◆ SUPPLIED RECORDS:
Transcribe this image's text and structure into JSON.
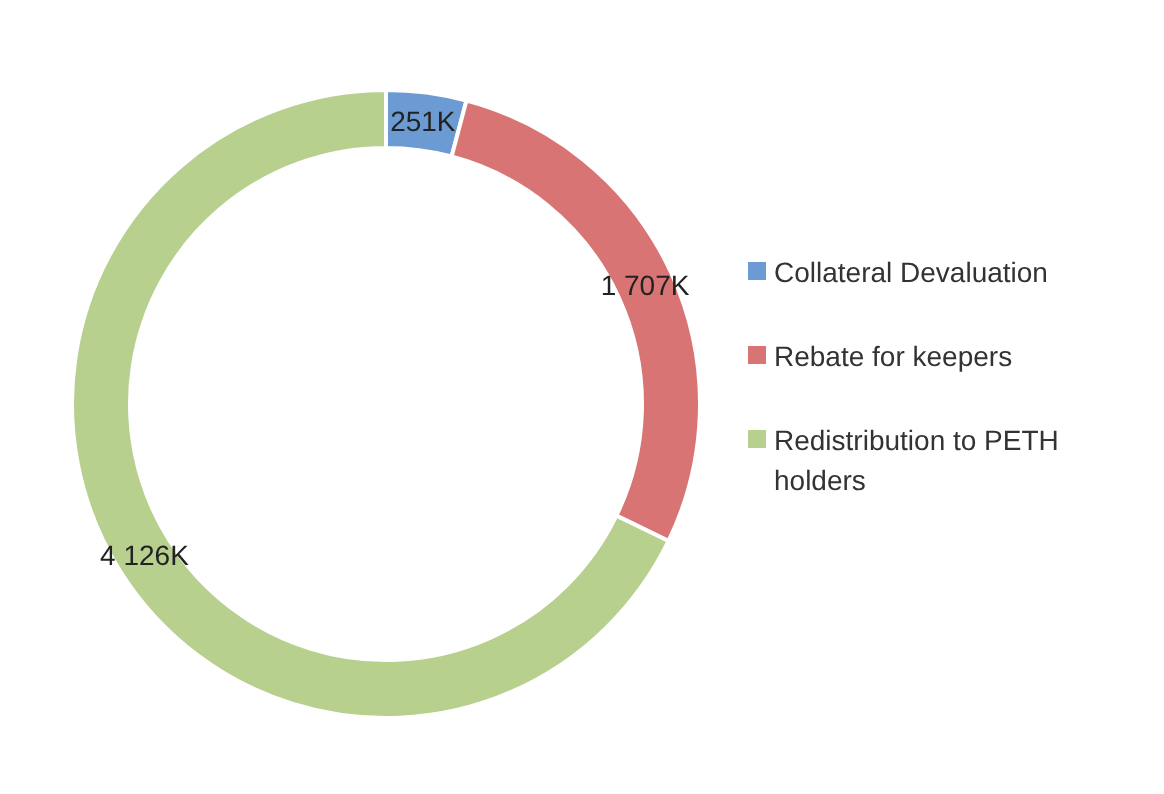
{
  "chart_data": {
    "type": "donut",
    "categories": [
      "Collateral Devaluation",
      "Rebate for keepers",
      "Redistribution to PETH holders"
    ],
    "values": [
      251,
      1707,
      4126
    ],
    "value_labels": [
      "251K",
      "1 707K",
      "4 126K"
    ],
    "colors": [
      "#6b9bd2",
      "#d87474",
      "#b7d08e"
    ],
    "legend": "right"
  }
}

◆ OBJECTIVE: Copy every entry exactly as written. Pictures are excluded.

◆ CORRECT OUTPUT:
Transcribe this image's text and structure into JSON.
{
  "chart_data": {
    "type": "donut",
    "categories": [
      "Collateral Devaluation",
      "Rebate for keepers",
      "Redistribution to PETH holders"
    ],
    "values": [
      251,
      1707,
      4126
    ],
    "value_labels": [
      "251K",
      "1 707K",
      "4 126K"
    ],
    "colors": [
      "#6b9bd2",
      "#d87474",
      "#b7d08e"
    ],
    "legend": "right"
  }
}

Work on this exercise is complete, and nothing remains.